- **Goal of the exercise**
Work out how many lines of the material below mention the word "卫生器具"; reply with the number only.

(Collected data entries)
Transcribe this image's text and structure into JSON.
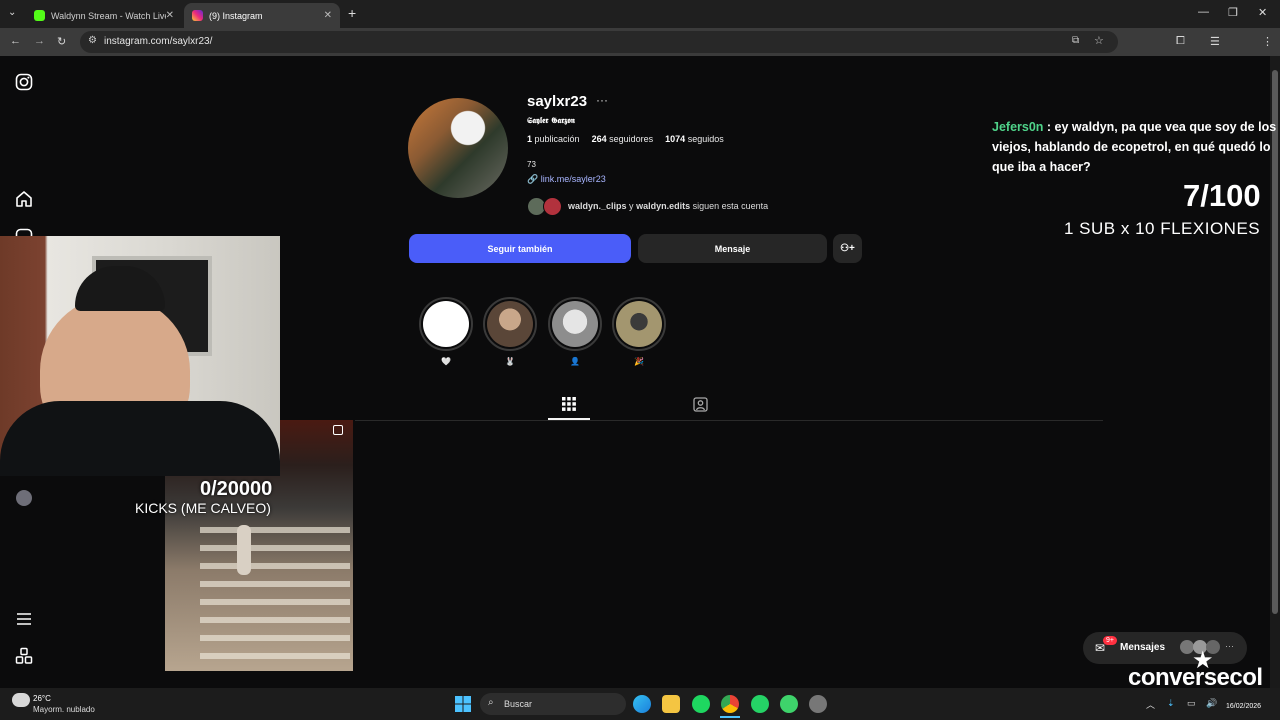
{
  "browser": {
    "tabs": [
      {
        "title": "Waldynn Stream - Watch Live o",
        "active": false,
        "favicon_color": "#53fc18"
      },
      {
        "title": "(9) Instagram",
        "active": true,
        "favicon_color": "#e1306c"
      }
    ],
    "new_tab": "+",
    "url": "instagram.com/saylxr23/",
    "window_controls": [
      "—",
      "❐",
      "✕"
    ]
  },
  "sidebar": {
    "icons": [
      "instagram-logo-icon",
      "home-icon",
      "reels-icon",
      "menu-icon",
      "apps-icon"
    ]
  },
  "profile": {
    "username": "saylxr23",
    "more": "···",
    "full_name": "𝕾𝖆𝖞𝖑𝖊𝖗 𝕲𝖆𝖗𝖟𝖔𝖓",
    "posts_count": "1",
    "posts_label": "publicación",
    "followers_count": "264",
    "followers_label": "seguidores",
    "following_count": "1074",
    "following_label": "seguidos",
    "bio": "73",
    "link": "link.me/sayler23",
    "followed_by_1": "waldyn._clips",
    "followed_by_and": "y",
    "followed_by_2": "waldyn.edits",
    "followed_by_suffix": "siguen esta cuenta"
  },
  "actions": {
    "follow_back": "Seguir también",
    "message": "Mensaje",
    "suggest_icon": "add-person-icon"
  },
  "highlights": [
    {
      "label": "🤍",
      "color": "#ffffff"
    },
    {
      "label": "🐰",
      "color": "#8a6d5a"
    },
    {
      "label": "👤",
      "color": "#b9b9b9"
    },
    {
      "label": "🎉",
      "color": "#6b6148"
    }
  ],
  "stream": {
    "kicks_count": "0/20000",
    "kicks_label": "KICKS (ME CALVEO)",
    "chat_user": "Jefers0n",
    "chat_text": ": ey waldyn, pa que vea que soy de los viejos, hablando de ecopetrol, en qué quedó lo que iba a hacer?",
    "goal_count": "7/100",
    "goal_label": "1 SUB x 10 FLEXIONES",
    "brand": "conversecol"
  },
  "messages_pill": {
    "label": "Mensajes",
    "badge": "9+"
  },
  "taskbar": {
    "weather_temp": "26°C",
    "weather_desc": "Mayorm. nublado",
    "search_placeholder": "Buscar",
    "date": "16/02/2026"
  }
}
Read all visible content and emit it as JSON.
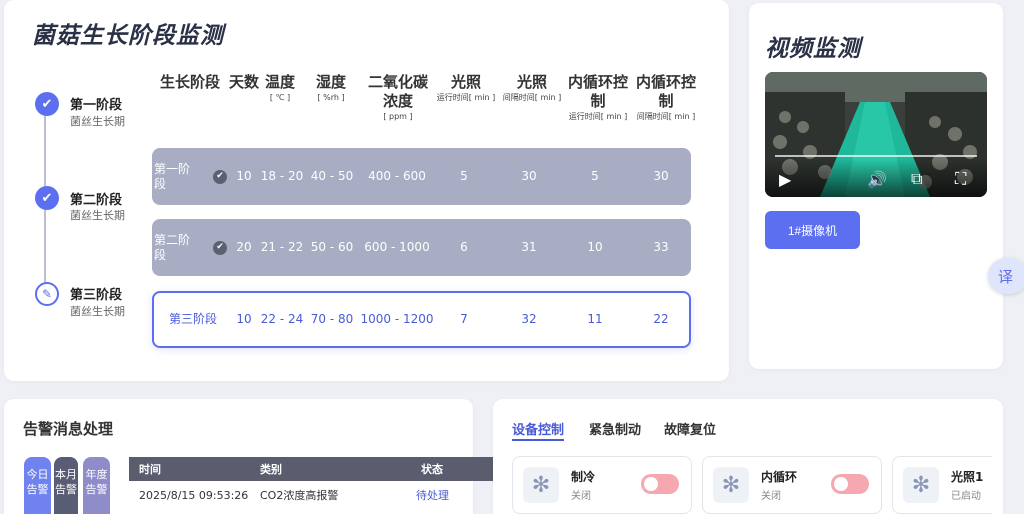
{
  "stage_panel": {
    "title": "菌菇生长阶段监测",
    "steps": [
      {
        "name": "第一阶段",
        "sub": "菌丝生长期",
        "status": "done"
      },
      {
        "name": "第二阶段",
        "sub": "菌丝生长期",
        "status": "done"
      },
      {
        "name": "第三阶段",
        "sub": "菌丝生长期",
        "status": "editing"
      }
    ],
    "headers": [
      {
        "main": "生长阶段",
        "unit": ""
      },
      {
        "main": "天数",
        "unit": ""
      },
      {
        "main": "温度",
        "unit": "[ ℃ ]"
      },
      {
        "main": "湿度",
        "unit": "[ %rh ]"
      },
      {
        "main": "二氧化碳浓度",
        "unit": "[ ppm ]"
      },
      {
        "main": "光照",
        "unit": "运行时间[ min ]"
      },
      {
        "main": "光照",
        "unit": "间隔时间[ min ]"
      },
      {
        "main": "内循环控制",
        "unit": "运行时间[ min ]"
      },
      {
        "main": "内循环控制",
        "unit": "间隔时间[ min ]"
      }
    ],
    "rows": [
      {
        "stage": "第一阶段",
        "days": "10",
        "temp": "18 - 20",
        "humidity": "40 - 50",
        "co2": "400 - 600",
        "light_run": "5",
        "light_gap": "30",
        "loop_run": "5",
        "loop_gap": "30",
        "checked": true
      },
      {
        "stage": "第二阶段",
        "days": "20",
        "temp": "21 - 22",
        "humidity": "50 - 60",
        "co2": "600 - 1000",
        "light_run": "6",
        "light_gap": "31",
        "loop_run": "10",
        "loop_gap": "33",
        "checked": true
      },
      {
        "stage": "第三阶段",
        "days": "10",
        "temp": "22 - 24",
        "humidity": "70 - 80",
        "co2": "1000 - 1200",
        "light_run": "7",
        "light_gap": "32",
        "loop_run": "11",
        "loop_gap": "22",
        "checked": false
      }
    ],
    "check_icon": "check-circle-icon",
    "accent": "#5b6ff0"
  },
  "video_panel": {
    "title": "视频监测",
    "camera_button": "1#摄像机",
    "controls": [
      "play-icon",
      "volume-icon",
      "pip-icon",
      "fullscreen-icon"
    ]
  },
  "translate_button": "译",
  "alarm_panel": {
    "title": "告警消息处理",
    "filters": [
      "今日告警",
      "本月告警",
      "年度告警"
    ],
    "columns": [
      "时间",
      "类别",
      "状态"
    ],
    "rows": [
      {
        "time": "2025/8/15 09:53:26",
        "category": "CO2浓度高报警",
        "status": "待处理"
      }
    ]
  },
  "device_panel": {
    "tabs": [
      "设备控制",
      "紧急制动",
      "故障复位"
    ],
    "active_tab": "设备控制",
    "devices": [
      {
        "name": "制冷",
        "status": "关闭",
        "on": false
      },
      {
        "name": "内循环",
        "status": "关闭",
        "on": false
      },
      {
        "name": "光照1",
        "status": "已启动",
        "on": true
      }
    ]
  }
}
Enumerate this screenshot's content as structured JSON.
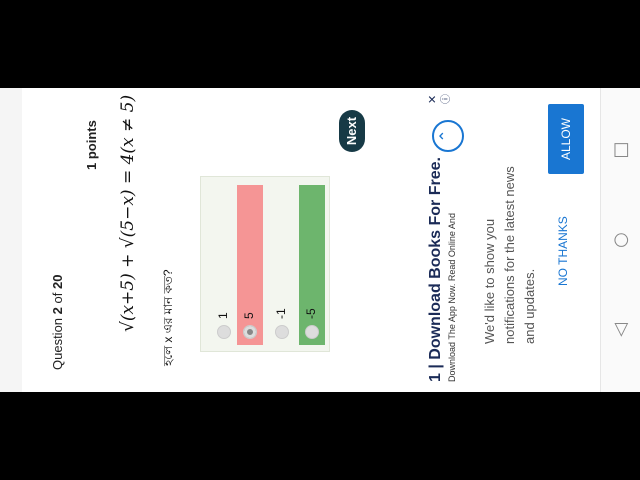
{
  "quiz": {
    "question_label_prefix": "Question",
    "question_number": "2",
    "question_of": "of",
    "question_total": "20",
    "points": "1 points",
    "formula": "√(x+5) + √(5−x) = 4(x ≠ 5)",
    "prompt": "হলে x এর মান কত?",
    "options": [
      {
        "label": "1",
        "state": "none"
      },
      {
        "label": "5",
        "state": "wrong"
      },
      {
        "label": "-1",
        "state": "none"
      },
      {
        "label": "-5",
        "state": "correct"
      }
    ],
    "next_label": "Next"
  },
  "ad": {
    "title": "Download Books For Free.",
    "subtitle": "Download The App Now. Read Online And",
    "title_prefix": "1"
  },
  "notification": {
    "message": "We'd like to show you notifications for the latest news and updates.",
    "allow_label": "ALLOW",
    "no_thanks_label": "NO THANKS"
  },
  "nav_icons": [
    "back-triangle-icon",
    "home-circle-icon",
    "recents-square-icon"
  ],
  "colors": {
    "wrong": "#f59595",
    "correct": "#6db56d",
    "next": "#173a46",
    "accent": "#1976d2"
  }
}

...

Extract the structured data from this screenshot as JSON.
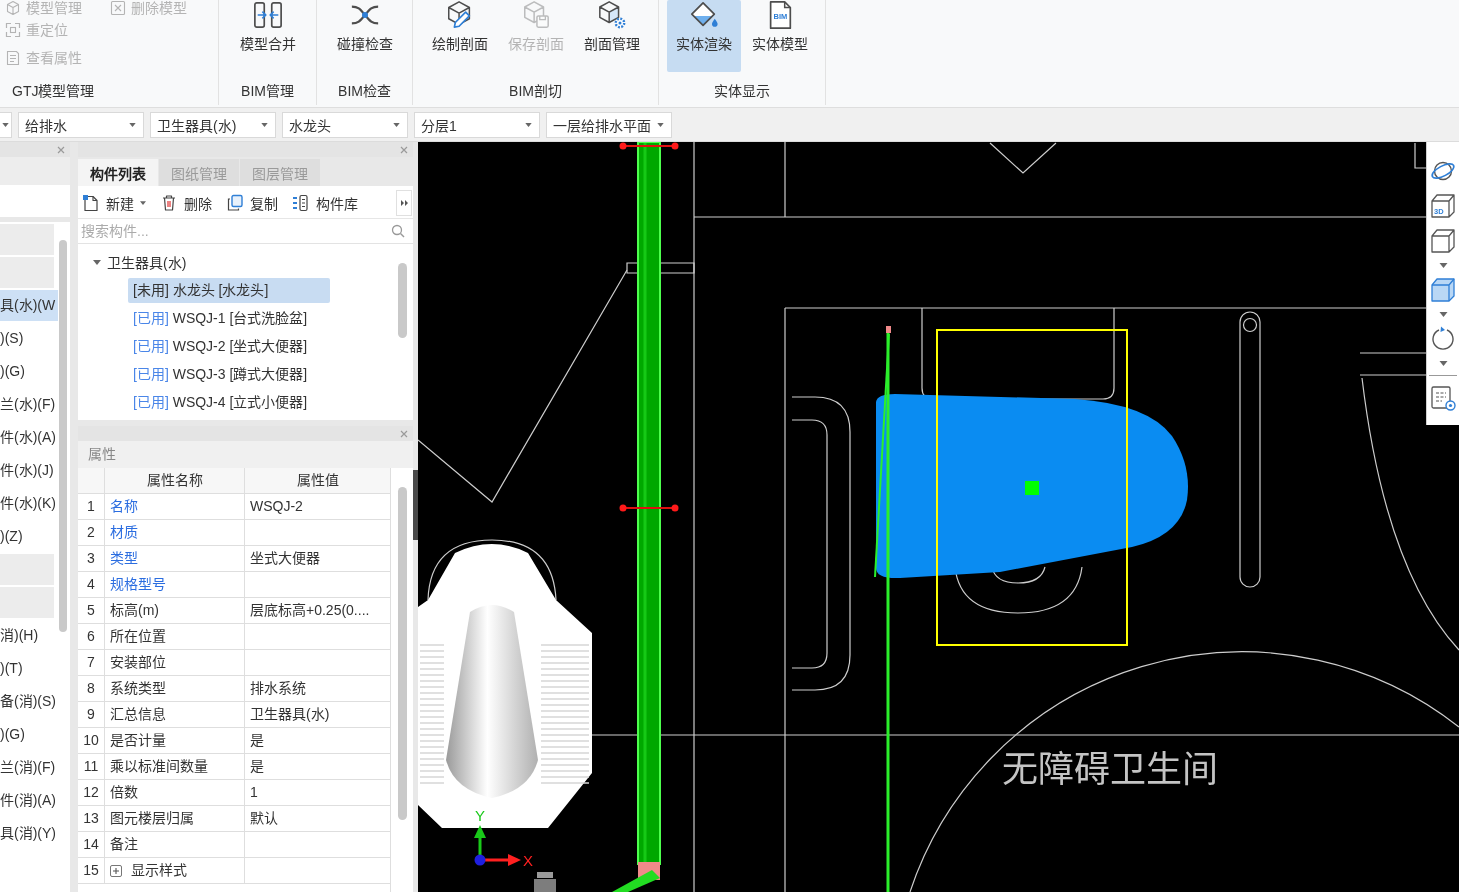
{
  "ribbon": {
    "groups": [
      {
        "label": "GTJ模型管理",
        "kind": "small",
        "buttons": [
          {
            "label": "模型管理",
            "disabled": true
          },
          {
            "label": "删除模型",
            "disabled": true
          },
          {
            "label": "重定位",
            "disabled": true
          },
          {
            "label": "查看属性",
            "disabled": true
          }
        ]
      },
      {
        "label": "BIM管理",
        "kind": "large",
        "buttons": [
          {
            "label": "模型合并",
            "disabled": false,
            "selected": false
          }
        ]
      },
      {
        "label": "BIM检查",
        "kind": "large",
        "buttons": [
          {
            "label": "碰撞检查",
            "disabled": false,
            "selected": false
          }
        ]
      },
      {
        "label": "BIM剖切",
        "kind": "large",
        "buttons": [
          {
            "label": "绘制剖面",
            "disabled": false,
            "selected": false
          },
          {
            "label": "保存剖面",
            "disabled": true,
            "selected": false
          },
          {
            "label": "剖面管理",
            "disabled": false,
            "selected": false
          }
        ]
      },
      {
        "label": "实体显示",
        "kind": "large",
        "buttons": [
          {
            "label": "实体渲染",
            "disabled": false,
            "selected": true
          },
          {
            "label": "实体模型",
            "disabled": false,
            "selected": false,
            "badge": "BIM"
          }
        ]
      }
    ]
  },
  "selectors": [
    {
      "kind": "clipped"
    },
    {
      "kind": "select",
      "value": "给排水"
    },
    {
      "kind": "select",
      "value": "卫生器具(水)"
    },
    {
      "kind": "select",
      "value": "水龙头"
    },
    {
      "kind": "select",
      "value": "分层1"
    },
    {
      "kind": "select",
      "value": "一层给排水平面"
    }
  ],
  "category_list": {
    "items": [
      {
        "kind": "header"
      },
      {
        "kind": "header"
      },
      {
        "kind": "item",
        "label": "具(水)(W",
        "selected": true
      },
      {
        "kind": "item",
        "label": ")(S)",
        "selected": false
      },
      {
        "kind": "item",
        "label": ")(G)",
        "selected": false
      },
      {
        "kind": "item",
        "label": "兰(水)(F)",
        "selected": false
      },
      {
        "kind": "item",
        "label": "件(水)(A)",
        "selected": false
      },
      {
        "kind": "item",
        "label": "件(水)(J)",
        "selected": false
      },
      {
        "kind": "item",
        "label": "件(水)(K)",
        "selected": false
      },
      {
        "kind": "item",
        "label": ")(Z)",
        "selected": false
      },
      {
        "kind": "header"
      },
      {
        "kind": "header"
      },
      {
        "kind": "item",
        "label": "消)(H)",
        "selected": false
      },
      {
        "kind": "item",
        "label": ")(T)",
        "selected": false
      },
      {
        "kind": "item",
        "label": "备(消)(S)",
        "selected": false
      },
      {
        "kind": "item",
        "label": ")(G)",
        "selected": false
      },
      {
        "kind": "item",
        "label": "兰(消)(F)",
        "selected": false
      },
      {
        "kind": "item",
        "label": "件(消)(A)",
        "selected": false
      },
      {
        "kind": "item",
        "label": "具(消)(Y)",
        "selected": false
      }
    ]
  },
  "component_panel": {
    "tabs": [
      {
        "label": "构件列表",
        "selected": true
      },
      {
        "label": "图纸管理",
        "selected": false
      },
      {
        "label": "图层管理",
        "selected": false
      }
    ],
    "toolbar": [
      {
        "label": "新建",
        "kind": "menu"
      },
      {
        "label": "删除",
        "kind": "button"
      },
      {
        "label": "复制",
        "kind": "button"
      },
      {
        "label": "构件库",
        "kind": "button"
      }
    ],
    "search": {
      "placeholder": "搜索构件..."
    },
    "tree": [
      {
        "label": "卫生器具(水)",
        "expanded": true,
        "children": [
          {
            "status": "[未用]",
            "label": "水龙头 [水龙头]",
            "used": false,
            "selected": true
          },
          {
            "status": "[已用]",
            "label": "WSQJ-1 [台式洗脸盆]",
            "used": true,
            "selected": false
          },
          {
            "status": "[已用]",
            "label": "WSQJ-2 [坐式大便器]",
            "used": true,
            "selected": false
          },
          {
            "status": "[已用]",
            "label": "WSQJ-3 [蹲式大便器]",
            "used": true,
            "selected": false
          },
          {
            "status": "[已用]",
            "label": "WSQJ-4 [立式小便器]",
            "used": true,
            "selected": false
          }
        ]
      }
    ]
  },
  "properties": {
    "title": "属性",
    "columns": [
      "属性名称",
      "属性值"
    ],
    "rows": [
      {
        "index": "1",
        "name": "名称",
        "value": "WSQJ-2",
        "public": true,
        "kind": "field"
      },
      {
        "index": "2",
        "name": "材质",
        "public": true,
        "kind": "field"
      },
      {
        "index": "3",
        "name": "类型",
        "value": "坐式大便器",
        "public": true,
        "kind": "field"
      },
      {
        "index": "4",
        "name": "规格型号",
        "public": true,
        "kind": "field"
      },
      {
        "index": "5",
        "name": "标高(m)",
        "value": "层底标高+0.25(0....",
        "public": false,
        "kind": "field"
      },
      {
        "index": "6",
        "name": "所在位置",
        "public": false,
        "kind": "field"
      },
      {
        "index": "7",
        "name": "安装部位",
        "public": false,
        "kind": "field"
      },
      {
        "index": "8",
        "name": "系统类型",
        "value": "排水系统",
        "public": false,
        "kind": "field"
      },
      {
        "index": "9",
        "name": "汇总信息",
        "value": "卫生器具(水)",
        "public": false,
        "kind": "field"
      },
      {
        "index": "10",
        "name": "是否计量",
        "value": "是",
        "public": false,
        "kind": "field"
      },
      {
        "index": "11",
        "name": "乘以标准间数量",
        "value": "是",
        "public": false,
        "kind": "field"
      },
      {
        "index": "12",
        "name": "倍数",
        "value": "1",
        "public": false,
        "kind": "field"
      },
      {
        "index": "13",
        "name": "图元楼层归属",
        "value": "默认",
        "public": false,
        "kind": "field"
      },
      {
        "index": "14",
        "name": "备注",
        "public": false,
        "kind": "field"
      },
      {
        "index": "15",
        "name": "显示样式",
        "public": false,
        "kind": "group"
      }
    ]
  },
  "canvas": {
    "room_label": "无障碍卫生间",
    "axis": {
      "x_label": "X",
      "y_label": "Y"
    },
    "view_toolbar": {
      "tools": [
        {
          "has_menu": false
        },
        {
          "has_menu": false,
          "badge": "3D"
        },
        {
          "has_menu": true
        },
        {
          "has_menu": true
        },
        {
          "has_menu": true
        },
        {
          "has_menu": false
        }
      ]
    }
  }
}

- **Solution for this exercise**
3